◆ DATA FOR THE TASK:

++++++++++++++++++++

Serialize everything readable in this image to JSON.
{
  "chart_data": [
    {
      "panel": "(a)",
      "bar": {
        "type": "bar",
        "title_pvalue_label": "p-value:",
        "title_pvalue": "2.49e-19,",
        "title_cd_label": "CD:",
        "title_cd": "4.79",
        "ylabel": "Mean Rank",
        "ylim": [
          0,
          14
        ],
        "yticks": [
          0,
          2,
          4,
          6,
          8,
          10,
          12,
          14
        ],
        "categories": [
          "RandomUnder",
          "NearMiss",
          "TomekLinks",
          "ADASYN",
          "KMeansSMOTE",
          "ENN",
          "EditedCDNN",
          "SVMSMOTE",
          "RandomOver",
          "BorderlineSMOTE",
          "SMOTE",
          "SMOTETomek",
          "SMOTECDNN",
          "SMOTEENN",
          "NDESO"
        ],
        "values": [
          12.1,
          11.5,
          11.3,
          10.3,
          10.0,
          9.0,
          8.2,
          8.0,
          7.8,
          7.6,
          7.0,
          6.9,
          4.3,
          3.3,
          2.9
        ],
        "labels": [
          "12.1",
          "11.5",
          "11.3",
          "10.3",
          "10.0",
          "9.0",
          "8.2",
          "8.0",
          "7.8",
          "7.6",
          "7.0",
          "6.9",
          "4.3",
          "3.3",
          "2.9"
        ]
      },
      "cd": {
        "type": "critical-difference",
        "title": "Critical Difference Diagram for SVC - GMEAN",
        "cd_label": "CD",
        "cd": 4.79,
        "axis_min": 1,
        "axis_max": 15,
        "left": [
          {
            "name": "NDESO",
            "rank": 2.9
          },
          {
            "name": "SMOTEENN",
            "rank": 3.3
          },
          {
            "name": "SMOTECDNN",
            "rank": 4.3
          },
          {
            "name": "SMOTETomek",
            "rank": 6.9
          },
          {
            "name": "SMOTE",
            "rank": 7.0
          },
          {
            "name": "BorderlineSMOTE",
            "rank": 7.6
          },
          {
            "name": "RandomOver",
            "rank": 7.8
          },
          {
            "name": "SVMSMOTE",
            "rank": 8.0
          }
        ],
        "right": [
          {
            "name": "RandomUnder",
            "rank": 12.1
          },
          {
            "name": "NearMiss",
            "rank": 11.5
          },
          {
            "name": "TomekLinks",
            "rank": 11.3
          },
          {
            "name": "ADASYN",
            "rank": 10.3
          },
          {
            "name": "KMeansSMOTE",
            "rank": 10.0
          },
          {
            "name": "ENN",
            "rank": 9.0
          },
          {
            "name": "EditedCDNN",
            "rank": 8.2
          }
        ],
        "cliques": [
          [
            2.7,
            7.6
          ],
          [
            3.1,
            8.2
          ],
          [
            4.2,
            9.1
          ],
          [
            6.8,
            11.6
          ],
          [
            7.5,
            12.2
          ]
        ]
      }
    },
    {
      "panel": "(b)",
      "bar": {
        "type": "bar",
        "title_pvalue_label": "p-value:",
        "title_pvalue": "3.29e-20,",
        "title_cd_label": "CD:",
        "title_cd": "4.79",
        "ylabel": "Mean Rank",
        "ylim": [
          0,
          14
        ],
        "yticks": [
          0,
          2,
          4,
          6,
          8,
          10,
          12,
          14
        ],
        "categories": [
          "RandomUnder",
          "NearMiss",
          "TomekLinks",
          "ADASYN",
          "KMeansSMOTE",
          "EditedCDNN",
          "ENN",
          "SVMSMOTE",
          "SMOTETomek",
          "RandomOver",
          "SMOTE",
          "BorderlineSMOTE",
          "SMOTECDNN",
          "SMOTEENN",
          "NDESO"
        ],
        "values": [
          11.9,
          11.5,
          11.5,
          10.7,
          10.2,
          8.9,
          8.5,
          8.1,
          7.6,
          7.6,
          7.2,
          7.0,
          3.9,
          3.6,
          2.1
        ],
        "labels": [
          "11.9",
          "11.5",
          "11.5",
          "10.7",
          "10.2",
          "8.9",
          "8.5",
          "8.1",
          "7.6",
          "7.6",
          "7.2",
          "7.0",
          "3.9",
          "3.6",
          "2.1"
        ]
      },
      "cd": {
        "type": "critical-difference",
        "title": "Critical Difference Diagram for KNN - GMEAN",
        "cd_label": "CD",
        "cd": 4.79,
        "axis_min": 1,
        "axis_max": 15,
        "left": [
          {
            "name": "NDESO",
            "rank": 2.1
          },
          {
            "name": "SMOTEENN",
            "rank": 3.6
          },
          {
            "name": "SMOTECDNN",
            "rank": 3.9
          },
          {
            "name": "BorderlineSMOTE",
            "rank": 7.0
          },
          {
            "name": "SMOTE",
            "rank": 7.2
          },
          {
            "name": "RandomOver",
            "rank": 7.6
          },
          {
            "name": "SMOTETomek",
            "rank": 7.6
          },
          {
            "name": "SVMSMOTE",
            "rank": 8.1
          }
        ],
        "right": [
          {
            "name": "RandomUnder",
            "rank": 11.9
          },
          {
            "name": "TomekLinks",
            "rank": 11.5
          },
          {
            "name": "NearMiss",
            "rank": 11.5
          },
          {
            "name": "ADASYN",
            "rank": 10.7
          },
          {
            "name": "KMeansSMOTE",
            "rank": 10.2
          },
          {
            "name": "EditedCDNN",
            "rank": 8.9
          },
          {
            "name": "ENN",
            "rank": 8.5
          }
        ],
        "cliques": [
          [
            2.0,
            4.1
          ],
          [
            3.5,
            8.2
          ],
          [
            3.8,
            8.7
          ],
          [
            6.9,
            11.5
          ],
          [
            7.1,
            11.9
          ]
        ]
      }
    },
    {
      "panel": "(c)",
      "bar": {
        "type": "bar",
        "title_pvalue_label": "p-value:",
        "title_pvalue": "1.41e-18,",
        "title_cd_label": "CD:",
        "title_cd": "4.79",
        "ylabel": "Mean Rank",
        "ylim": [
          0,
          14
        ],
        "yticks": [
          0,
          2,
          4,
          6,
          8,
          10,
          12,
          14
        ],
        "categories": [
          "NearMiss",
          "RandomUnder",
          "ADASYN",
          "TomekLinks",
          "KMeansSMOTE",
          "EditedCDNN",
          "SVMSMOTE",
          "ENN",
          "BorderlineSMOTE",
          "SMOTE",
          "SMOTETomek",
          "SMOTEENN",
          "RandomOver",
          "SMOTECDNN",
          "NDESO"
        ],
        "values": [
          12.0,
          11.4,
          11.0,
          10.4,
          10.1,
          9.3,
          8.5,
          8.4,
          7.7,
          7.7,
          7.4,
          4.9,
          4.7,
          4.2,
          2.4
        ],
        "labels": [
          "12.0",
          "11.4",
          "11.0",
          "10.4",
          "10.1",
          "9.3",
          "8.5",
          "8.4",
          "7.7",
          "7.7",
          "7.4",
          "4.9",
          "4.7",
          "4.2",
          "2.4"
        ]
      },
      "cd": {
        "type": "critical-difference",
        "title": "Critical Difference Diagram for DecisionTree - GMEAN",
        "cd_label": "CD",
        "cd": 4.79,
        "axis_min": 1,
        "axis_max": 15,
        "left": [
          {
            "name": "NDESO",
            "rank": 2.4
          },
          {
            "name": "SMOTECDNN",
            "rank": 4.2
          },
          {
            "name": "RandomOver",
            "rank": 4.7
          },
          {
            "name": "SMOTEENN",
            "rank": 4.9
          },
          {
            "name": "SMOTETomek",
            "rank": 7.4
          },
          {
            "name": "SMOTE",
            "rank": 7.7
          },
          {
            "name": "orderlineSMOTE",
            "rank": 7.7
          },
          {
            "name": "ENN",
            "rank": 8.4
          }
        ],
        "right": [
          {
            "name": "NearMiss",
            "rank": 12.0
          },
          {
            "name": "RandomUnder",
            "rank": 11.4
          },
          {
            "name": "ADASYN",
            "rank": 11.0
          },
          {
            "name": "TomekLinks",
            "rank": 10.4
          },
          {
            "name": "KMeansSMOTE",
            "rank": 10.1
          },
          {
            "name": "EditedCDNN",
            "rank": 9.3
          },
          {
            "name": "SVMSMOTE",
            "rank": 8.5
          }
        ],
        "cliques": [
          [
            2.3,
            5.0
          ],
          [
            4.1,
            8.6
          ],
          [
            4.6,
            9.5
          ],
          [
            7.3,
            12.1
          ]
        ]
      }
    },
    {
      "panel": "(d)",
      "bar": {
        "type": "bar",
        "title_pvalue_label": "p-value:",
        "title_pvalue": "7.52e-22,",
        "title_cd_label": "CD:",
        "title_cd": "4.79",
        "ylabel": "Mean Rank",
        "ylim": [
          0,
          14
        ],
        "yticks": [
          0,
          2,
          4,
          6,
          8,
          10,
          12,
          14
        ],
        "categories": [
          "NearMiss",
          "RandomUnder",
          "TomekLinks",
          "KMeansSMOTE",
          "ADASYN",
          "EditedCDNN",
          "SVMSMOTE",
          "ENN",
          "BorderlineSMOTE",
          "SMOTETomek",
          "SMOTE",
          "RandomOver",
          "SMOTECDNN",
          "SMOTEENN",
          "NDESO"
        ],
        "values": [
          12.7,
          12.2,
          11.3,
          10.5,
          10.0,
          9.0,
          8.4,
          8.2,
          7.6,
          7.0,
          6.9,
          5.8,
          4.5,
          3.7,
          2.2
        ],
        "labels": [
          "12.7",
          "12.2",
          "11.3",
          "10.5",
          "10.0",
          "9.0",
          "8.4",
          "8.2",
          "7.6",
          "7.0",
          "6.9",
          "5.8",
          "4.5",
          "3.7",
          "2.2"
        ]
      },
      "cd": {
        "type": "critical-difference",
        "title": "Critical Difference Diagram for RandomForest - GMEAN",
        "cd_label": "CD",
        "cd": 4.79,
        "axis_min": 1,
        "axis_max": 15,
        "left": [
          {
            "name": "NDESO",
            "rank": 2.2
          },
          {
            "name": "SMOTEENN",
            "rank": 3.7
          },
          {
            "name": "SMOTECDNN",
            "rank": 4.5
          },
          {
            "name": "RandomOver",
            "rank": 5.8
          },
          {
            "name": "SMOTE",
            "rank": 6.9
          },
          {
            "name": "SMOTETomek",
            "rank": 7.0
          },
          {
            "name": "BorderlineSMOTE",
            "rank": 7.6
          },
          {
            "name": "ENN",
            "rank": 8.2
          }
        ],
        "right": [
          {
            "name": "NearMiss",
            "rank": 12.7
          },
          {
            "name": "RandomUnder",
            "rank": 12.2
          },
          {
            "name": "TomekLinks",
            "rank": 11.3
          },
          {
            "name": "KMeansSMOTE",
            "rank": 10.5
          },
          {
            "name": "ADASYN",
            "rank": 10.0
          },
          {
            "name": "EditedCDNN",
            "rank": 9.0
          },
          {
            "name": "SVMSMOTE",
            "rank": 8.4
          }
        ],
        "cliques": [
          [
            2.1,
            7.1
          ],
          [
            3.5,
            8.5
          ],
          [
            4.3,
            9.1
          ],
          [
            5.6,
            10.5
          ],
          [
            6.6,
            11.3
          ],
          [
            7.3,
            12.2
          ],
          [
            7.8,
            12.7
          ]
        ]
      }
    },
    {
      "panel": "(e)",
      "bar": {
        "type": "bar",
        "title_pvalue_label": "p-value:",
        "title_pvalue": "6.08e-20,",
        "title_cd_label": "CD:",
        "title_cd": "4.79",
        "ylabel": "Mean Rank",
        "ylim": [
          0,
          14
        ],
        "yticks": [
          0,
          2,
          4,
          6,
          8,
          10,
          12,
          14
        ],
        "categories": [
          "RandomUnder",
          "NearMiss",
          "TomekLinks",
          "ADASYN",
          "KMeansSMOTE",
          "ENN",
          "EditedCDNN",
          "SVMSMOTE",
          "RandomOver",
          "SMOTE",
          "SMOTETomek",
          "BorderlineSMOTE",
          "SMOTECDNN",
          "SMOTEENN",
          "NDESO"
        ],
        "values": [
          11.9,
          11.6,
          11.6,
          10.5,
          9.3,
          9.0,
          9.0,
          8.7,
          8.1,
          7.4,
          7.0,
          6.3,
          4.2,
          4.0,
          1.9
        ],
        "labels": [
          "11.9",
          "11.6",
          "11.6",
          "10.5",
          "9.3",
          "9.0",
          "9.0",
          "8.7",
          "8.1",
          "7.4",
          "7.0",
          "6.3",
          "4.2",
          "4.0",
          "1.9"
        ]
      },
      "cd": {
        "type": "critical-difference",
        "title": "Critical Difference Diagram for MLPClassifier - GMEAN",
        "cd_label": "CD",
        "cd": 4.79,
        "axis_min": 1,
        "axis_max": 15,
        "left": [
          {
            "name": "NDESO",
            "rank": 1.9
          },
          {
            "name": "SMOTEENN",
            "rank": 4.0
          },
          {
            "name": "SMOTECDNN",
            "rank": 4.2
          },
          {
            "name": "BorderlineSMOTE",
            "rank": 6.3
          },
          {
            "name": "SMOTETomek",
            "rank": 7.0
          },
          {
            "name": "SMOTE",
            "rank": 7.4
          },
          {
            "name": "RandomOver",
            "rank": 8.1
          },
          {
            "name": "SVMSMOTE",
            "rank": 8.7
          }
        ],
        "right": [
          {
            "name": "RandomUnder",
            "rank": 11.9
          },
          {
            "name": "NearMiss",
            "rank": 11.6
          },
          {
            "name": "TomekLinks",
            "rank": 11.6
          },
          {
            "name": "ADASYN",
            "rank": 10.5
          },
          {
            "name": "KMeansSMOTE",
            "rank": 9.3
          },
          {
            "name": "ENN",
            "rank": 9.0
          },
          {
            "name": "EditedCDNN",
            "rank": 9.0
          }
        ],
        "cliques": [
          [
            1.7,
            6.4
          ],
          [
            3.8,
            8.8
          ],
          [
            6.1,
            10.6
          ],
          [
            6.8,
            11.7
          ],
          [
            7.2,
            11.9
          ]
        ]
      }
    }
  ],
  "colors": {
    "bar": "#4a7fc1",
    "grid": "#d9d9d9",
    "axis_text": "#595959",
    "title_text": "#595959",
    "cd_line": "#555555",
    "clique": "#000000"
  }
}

++++++++++++++++++++

◆ REQUIREMENT:
Gather each line of the listing that holds the string "Diagram".

◆ OUTPUT BELOW:
        "title": "Critical Difference Diagram for SVC - GMEAN",
        "title": "Critical Difference Diagram for KNN - GMEAN",
        "title": "Critical Difference Diagram for DecisionTree - GMEAN",
        "title": "Critical Difference Diagram for RandomForest - GMEAN",
        "title": "Critical Difference Diagram for MLPClassifier - GMEAN",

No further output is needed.